Top of Records provided

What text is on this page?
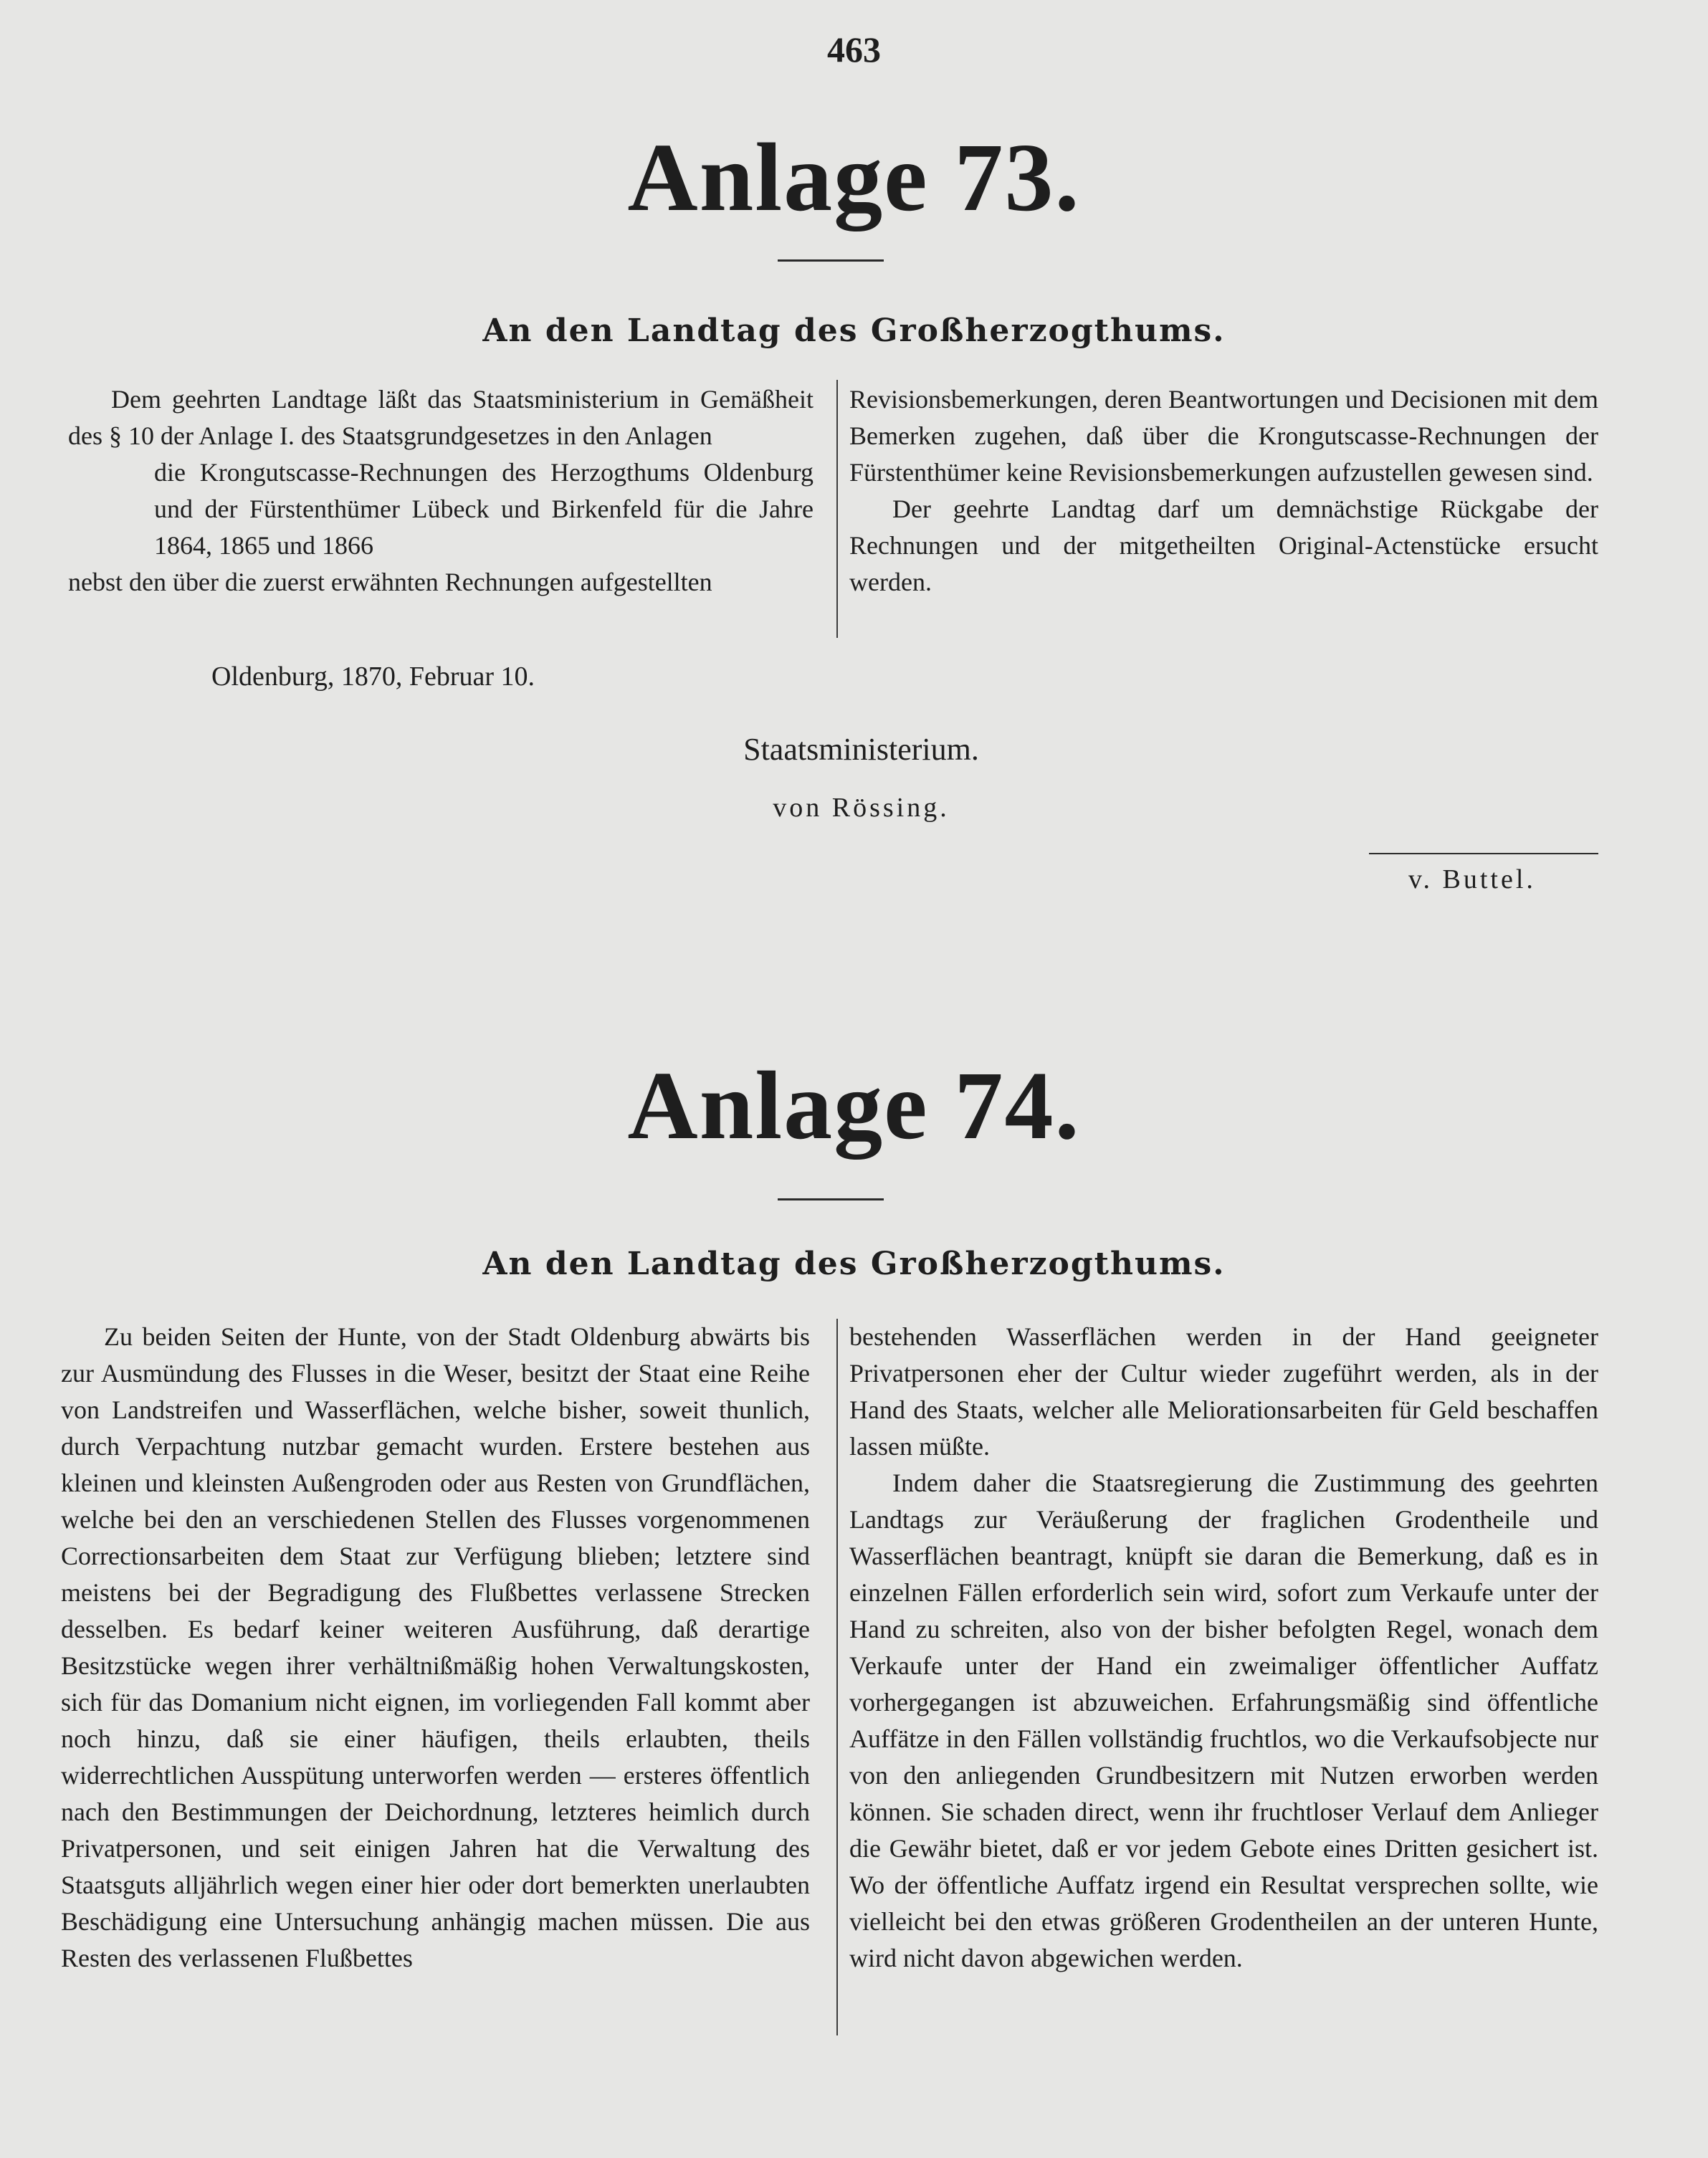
463
Anlage 73.
An den Landtag des Großherzogthums.

Dem geehrten Landtage läßt das Staatsministerium in Gemäßheit des § 10 der Anlage I. des Staatsgrundgesetzes in den Anlagen

die Krongutscasse-Rechnungen des Herzogthums Oldenburg und der Fürstenthümer Lübeck und Birkenfeld für die Jahre 1864, 1865 und 1866

nebst den über die zuerst erwähnten Rechnungen aufgestellten

Revisionsbemerkungen, deren Beantwortungen und Decisionen mit dem Bemerken zugehen, daß über die Krongutscasse-Rechnungen der Fürstenthümer keine Revisionsbemerkungen aufzustellen gewesen sind.

Der geehrte Landtag darf um demnächstige Rückgabe der Rechnungen und der mitgetheilten Original-Actenstücke ersucht werden.

Oldenburg, 1870, Februar 10.
Staatsministerium.
von Rössing.
v. Buttel.
Anlage 74.
An den Landtag des Großherzogthums.

Zu beiden Seiten der Hunte, von der Stadt Oldenburg abwärts bis zur Ausmündung des Flusses in die Weser, besitzt der Staat eine Reihe von Landstreifen und Wasserflächen, welche bisher, soweit thunlich, durch Verpachtung nutzbar gemacht wurden. Erstere bestehen aus kleinen und kleinsten Außengroden oder aus Resten von Grundflächen, welche bei den an verschiedenen Stellen des Flusses vorgenommenen Correctionsarbeiten dem Staat zur Verfügung blieben; letztere sind meistens bei der Begradigung des Flußbettes verlassene Strecken desselben. Es bedarf keiner weiteren Ausführung, daß derartige Besitzstücke wegen ihrer verhältnißmäßig hohen Verwaltungskosten, sich für das Domanium nicht eignen, im vorliegenden Fall kommt aber noch hinzu, daß sie einer häufigen, theils erlaubten, theils widerrechtlichen Ausspütung unterworfen werden — ersteres öffentlich nach den Bestimmungen der Deichordnung, letzteres heimlich durch Privatpersonen, und seit einigen Jahren hat die Verwaltung des Staatsguts alljährlich wegen einer hier oder dort bemerkten unerlaubten Beschädigung eine Untersuchung anhängig machen müssen. Die aus Resten des verlassenen Flußbettes

bestehenden Wasserflächen werden in der Hand geeigneter Privatpersonen eher der Cultur wieder zugeführt werden, als in der Hand des Staats, welcher alle Meliorationsarbeiten für Geld beschaffen lassen müßte.

Indem daher die Staatsregierung die Zustimmung des geehrten Landtags zur Veräußerung der fraglichen Grodentheile und Wasserflächen beantragt, knüpft sie daran die Bemerkung, daß es in einzelnen Fällen erforderlich sein wird, sofort zum Verkaufe unter der Hand zu schreiten, also von der bisher befolgten Regel, wonach dem Verkaufe unter der Hand ein zweimaliger öffentlicher Auffatz vorhergegangen ist abzuweichen. Erfahrungsmäßig sind öffentliche Auffätze in den Fällen vollständig fruchtlos, wo die Verkaufsobjecte nur von den anliegenden Grundbesitzern mit Nutzen erworben werden können. Sie schaden direct, wenn ihr fruchtloser Verlauf dem Anlieger die Gewähr bietet, daß er vor jedem Gebote eines Dritten gesichert ist. Wo der öffentliche Auffatz irgend ein Resultat versprechen sollte, wie vielleicht bei den etwas größeren Grodentheilen an der unteren Hunte, wird nicht davon abgewichen werden.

Bottom of Records provided

Your instructions = The reply should consist of a single number: how many lines in the listing contain the word "über".

Result = 2